### Short task
Answer with one number: how many lines hold the string "this".

Structured figure records
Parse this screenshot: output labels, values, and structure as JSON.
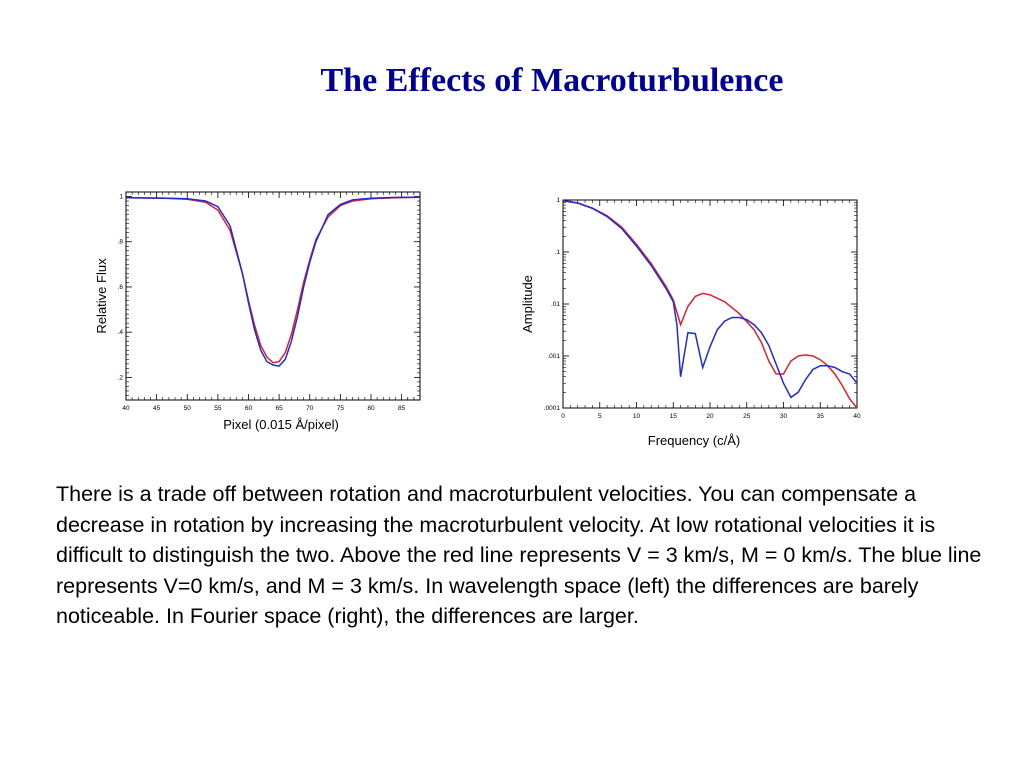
{
  "slide": {
    "title": "The Effects of Macroturbulence",
    "caption": "There  is a trade off between rotation and macroturbulent velocities. You can compensate a decrease in rotation by increasing the macroturbulent velocity. At low rotational velocities it is difficult to distinguish the two. Above the red line represents V = 3 km/s, M = 0 km/s. The blue line represents V=0 km/s, and M = 3 km/s. In wavelength space (left) the differences are barely noticeable. In Fourier space (right), the differences are larger."
  },
  "colors": {
    "red_line": "#e0202a",
    "blue_line": "#1f2bd6",
    "title": "#000099"
  },
  "chart_data": [
    {
      "type": "line",
      "xlabel": "Pixel (0.015 Å/pixel)",
      "ylabel": "Relative Flux",
      "xlim": [
        40,
        88
      ],
      "ylim": [
        0.1,
        1.02
      ],
      "xticks": [
        40,
        45,
        50,
        55,
        60,
        65,
        70,
        75,
        80,
        85
      ],
      "xtick_labels": [
        "40",
        "45",
        "50",
        "55",
        "60",
        "65",
        "70",
        "75",
        "80",
        "85"
      ],
      "yticks": [
        1.0,
        0.8,
        0.6,
        0.4,
        0.2
      ],
      "ytick_labels": [
        "1",
        ".8",
        ".6",
        ".4",
        ".2"
      ],
      "grid": false,
      "legend": "none",
      "series": [
        {
          "color": "red",
          "x": [
            40,
            46,
            50,
            53,
            55,
            57,
            59,
            60,
            61,
            62,
            63,
            64,
            65,
            66,
            67,
            68,
            69,
            70,
            71,
            73,
            75,
            77,
            80,
            84,
            88
          ],
          "y": [
            0.995,
            0.993,
            0.988,
            0.975,
            0.94,
            0.85,
            0.66,
            0.54,
            0.43,
            0.34,
            0.29,
            0.265,
            0.27,
            0.31,
            0.39,
            0.5,
            0.62,
            0.72,
            0.81,
            0.91,
            0.96,
            0.98,
            0.99,
            0.995,
            0.997
          ]
        },
        {
          "color": "blue",
          "x": [
            40,
            46,
            50,
            53,
            55,
            57,
            59,
            60,
            61,
            62,
            63,
            64,
            65,
            66,
            67,
            68,
            69,
            70,
            71,
            73,
            75,
            77,
            80,
            84,
            88
          ],
          "y": [
            0.995,
            0.993,
            0.99,
            0.98,
            0.955,
            0.87,
            0.66,
            0.53,
            0.41,
            0.32,
            0.27,
            0.255,
            0.25,
            0.28,
            0.36,
            0.47,
            0.6,
            0.71,
            0.8,
            0.92,
            0.965,
            0.985,
            0.992,
            0.996,
            0.997
          ]
        }
      ]
    },
    {
      "type": "line",
      "xlabel": "Frequency (c/Å)",
      "ylabel": "Amplitude",
      "xlim": [
        0,
        40
      ],
      "ylim": [
        0.0001,
        1
      ],
      "yscale": "log",
      "xticks": [
        0,
        5,
        10,
        15,
        20,
        25,
        30,
        35,
        40
      ],
      "xtick_labels": [
        "0",
        "5",
        "10",
        "15",
        "20",
        "25",
        "30",
        "35",
        "40"
      ],
      "yticks": [
        1,
        0.1,
        0.01,
        0.001,
        0.0001
      ],
      "ytick_labels": [
        "1",
        ".1",
        ".01",
        ".001",
        ".0001"
      ],
      "grid": false,
      "legend": "none",
      "series": [
        {
          "color": "red",
          "x": [
            0,
            2,
            4,
            6,
            8,
            10,
            12,
            14,
            15,
            16,
            17,
            18,
            19,
            20,
            22,
            24,
            26,
            27,
            28,
            29,
            30,
            31,
            32,
            33,
            34,
            35,
            36,
            37,
            38,
            39,
            40
          ],
          "y": [
            0.97,
            0.88,
            0.7,
            0.5,
            0.3,
            0.14,
            0.06,
            0.022,
            0.012,
            0.004,
            0.009,
            0.014,
            0.016,
            0.015,
            0.011,
            0.0065,
            0.0032,
            0.0018,
            0.0008,
            0.00045,
            0.00045,
            0.0008,
            0.001,
            0.00105,
            0.001,
            0.00085,
            0.00065,
            0.00045,
            0.00027,
            0.00015,
            0.0001
          ]
        },
        {
          "color": "blue",
          "x": [
            0,
            2,
            4,
            6,
            8,
            10,
            12,
            14,
            15,
            15.5,
            16,
            17,
            18,
            19,
            20,
            21,
            22,
            23,
            24,
            25,
            26,
            27,
            28,
            29,
            30,
            31,
            32,
            33,
            34,
            35,
            36,
            37,
            38,
            39,
            40
          ],
          "y": [
            0.97,
            0.87,
            0.69,
            0.48,
            0.28,
            0.13,
            0.055,
            0.02,
            0.011,
            0.004,
            0.0004,
            0.0028,
            0.0027,
            0.0006,
            0.0015,
            0.0032,
            0.0047,
            0.0055,
            0.0055,
            0.005,
            0.004,
            0.0028,
            0.0016,
            0.0007,
            0.0003,
            0.00016,
            0.0002,
            0.00035,
            0.00055,
            0.00065,
            0.00065,
            0.0006,
            0.0005,
            0.00045,
            0.0003
          ]
        }
      ]
    }
  ]
}
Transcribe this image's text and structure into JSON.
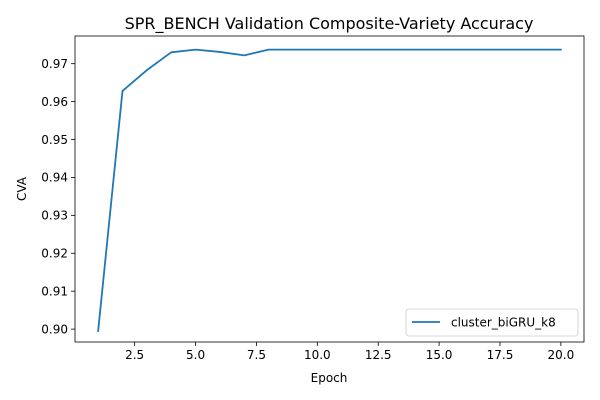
{
  "chart_data": {
    "type": "line",
    "title": "SPR_BENCH Validation Composite-Variety Accuracy",
    "xlabel": "Epoch",
    "ylabel": "CVA",
    "xlim": [
      0.05,
      20.95
    ],
    "ylim": [
      0.8966,
      0.9773
    ],
    "xticks": [
      2.5,
      5.0,
      7.5,
      10.0,
      12.5,
      15.0,
      17.5,
      20.0
    ],
    "xtick_labels": [
      "2.5",
      "5.0",
      "7.5",
      "10.0",
      "12.5",
      "15.0",
      "17.5",
      "20.0"
    ],
    "yticks": [
      0.9,
      0.91,
      0.92,
      0.93,
      0.94,
      0.95,
      0.96,
      0.97
    ],
    "ytick_labels": [
      "0.90",
      "0.91",
      "0.92",
      "0.93",
      "0.94",
      "0.95",
      "0.96",
      "0.97"
    ],
    "grid": false,
    "legend_position": "bottom-right",
    "series": [
      {
        "name": "cluster_biGRU_k8",
        "color": "#1f77b4",
        "x": [
          1,
          2,
          3,
          4,
          5,
          6,
          7,
          8,
          9,
          10,
          11,
          12,
          13,
          14,
          15,
          16,
          17,
          18,
          19,
          20
        ],
        "y": [
          0.8995,
          0.9628,
          0.9683,
          0.973,
          0.9737,
          0.9731,
          0.9722,
          0.9737,
          0.9737,
          0.9737,
          0.9737,
          0.9737,
          0.9737,
          0.9737,
          0.9737,
          0.9737,
          0.9737,
          0.9737,
          0.9737,
          0.9737
        ]
      }
    ]
  }
}
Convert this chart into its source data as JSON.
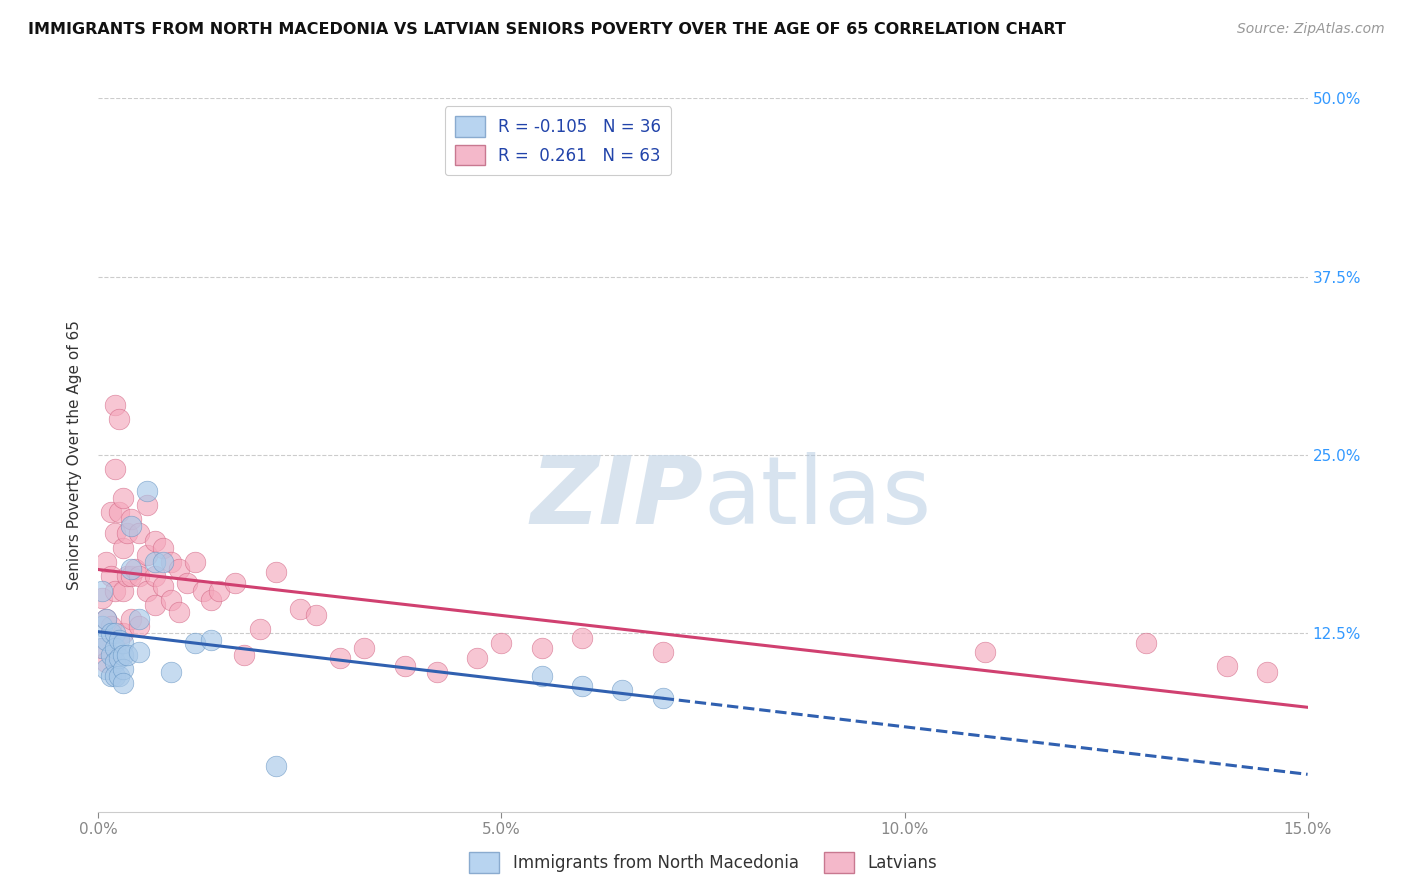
{
  "title": "IMMIGRANTS FROM NORTH MACEDONIA VS LATVIAN SENIORS POVERTY OVER THE AGE OF 65 CORRELATION CHART",
  "source": "Source: ZipAtlas.com",
  "ylabel": "Seniors Poverty Over the Age of 65",
  "xlim": [
    0.0,
    0.15
  ],
  "ylim": [
    0.0,
    0.5
  ],
  "xticks": [
    0.0,
    0.05,
    0.1,
    0.15
  ],
  "yticks": [
    0.0,
    0.125,
    0.25,
    0.375,
    0.5
  ],
  "xtick_labels": [
    "0.0%",
    "5.0%",
    "10.0%",
    "15.0%"
  ],
  "ytick_labels_right": [
    "",
    "12.5%",
    "25.0%",
    "37.5%",
    "50.0%"
  ],
  "series1_name": "Immigrants from North Macedonia",
  "series2_name": "Latvians",
  "series1_color": "#a8c8e8",
  "series2_color": "#f4a8bc",
  "series1_edge_color": "#6090c0",
  "series2_edge_color": "#d06080",
  "trendline1_color": "#3060b0",
  "trendline2_color": "#d04070",
  "background_color": "#ffffff",
  "grid_color": "#cccccc",
  "watermark_zip": "ZIP",
  "watermark_atlas": "atlas",
  "series1_R": -0.105,
  "series1_N": 36,
  "series2_R": 0.261,
  "series2_N": 63,
  "series1_x": [
    0.0005,
    0.0005,
    0.0005,
    0.001,
    0.001,
    0.001,
    0.0015,
    0.0015,
    0.0015,
    0.002,
    0.002,
    0.002,
    0.002,
    0.0025,
    0.0025,
    0.0025,
    0.003,
    0.003,
    0.003,
    0.003,
    0.0035,
    0.004,
    0.004,
    0.005,
    0.005,
    0.006,
    0.007,
    0.008,
    0.009,
    0.012,
    0.014,
    0.022,
    0.055,
    0.06,
    0.065,
    0.07
  ],
  "series1_y": [
    0.155,
    0.13,
    0.115,
    0.135,
    0.12,
    0.1,
    0.125,
    0.11,
    0.095,
    0.125,
    0.115,
    0.105,
    0.095,
    0.12,
    0.108,
    0.095,
    0.118,
    0.11,
    0.1,
    0.09,
    0.11,
    0.2,
    0.17,
    0.135,
    0.112,
    0.225,
    0.175,
    0.175,
    0.098,
    0.118,
    0.12,
    0.032,
    0.095,
    0.088,
    0.085,
    0.08
  ],
  "series2_x": [
    0.0005,
    0.0005,
    0.001,
    0.001,
    0.001,
    0.0015,
    0.0015,
    0.0015,
    0.002,
    0.002,
    0.002,
    0.002,
    0.0025,
    0.0025,
    0.003,
    0.003,
    0.003,
    0.003,
    0.0035,
    0.0035,
    0.004,
    0.004,
    0.004,
    0.0045,
    0.005,
    0.005,
    0.005,
    0.006,
    0.006,
    0.006,
    0.007,
    0.007,
    0.007,
    0.008,
    0.008,
    0.009,
    0.009,
    0.01,
    0.01,
    0.011,
    0.012,
    0.013,
    0.014,
    0.015,
    0.017,
    0.018,
    0.02,
    0.022,
    0.025,
    0.027,
    0.03,
    0.033,
    0.038,
    0.042,
    0.047,
    0.05,
    0.055,
    0.06,
    0.07,
    0.11,
    0.13,
    0.14,
    0.145
  ],
  "series2_y": [
    0.15,
    0.115,
    0.175,
    0.135,
    0.105,
    0.21,
    0.165,
    0.13,
    0.285,
    0.24,
    0.195,
    0.155,
    0.275,
    0.21,
    0.22,
    0.185,
    0.155,
    0.125,
    0.195,
    0.165,
    0.205,
    0.165,
    0.135,
    0.17,
    0.195,
    0.165,
    0.13,
    0.215,
    0.18,
    0.155,
    0.19,
    0.165,
    0.145,
    0.185,
    0.158,
    0.175,
    0.148,
    0.17,
    0.14,
    0.16,
    0.175,
    0.155,
    0.148,
    0.155,
    0.16,
    0.11,
    0.128,
    0.168,
    0.142,
    0.138,
    0.108,
    0.115,
    0.102,
    0.098,
    0.108,
    0.118,
    0.115,
    0.122,
    0.112,
    0.112,
    0.118,
    0.102,
    0.098
  ]
}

### Correct output
3